→ Aim of the task
Can you copy every one of the items below line for line, without changing a single character?

→ Exercise materials
###

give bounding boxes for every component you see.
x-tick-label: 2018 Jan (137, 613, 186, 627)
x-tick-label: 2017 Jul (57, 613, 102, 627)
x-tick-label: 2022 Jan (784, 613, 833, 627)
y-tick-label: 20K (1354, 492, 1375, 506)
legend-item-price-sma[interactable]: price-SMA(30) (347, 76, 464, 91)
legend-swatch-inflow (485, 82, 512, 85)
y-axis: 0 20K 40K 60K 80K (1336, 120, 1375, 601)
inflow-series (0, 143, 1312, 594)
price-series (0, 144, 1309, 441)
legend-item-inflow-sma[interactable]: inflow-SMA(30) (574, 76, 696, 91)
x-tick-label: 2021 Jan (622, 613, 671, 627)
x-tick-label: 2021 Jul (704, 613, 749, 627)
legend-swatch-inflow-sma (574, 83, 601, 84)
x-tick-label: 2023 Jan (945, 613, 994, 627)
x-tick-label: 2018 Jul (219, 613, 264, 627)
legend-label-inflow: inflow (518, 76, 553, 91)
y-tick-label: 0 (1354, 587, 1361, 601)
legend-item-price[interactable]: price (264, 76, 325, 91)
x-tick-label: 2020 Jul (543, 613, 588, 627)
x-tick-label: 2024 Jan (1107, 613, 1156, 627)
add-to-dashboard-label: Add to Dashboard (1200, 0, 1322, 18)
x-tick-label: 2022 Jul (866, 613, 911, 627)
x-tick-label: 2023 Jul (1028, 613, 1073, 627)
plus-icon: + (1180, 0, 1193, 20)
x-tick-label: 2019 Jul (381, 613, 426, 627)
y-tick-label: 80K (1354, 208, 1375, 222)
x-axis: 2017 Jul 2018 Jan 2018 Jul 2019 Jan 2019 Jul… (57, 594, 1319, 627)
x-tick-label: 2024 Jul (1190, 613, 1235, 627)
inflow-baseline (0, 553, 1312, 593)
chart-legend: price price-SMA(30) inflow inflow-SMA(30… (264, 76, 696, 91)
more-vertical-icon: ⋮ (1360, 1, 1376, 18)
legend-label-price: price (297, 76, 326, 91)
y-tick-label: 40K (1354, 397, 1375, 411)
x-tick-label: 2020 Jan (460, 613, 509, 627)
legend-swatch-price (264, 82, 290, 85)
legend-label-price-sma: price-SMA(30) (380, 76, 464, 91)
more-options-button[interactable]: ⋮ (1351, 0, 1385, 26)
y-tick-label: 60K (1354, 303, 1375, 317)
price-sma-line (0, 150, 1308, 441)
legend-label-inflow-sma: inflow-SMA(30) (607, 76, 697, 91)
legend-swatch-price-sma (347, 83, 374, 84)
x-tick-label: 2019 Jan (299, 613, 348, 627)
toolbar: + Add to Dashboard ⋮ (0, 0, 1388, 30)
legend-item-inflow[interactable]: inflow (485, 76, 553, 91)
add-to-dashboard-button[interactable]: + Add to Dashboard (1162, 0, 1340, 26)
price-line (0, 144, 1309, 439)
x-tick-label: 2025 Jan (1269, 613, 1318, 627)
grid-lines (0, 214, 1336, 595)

###

→ The response
give bounding boxes for every component you see.
x-tick-label: 2018 Jan (137, 613, 186, 627)
x-tick-label: 2017 Jul (57, 613, 102, 627)
x-tick-label: 2022 Jan (784, 613, 833, 627)
y-tick-label: 20K (1354, 492, 1375, 506)
legend-item-price-sma[interactable]: price-SMA(30) (347, 76, 464, 91)
legend-swatch-inflow (485, 82, 512, 85)
y-axis: 0 20K 40K 60K 80K (1336, 120, 1375, 601)
inflow-series (0, 143, 1312, 594)
price-series (0, 144, 1309, 441)
legend-item-inflow-sma[interactable]: inflow-SMA(30) (574, 76, 696, 91)
x-tick-label: 2021 Jan (622, 613, 671, 627)
x-tick-label: 2021 Jul (704, 613, 749, 627)
legend-swatch-inflow-sma (574, 83, 601, 84)
x-tick-label: 2023 Jan (945, 613, 994, 627)
x-tick-label: 2018 Jul (219, 613, 264, 627)
legend-label-inflow: inflow (518, 76, 553, 91)
y-tick-label: 0 (1354, 587, 1361, 601)
legend-item-price[interactable]: price (264, 76, 325, 91)
x-tick-label: 2020 Jul (543, 613, 588, 627)
x-tick-label: 2024 Jan (1107, 613, 1156, 627)
add-to-dashboard-label: Add to Dashboard (1200, 0, 1322, 18)
x-tick-label: 2022 Jul (866, 613, 911, 627)
x-tick-label: 2023 Jul (1028, 613, 1073, 627)
plus-icon: + (1180, 0, 1193, 20)
x-tick-label: 2019 Jul (381, 613, 426, 627)
y-tick-label: 80K (1354, 208, 1375, 222)
x-axis: 2017 Jul 2018 Jan 2018 Jul 2019 Jan 2019 Jul… (57, 594, 1319, 627)
x-tick-label: 2024 Jul (1190, 613, 1235, 627)
inflow-baseline (0, 553, 1312, 593)
chart-legend: price price-SMA(30) inflow inflow-SMA(30… (264, 76, 696, 91)
more-vertical-icon: ⋮ (1360, 1, 1376, 18)
legend-label-price: price (297, 76, 326, 91)
y-tick-label: 40K (1354, 397, 1375, 411)
x-tick-label: 2020 Jan (460, 613, 509, 627)
legend-swatch-price (264, 82, 290, 85)
legend-label-price-sma: price-SMA(30) (380, 76, 464, 91)
more-options-button[interactable]: ⋮ (1351, 0, 1385, 26)
y-tick-label: 60K (1354, 303, 1375, 317)
price-sma-line (0, 150, 1308, 441)
legend-label-inflow-sma: inflow-SMA(30) (607, 76, 697, 91)
legend-swatch-price-sma (347, 83, 374, 84)
x-tick-label: 2019 Jan (299, 613, 348, 627)
toolbar: + Add to Dashboard ⋮ (0, 0, 1388, 30)
legend-item-inflow[interactable]: inflow (485, 76, 553, 91)
add-to-dashboard-button[interactable]: + Add to Dashboard (1162, 0, 1340, 26)
price-line (0, 144, 1309, 439)
x-tick-label: 2025 Jan (1269, 613, 1318, 627)
grid-lines (0, 214, 1336, 595)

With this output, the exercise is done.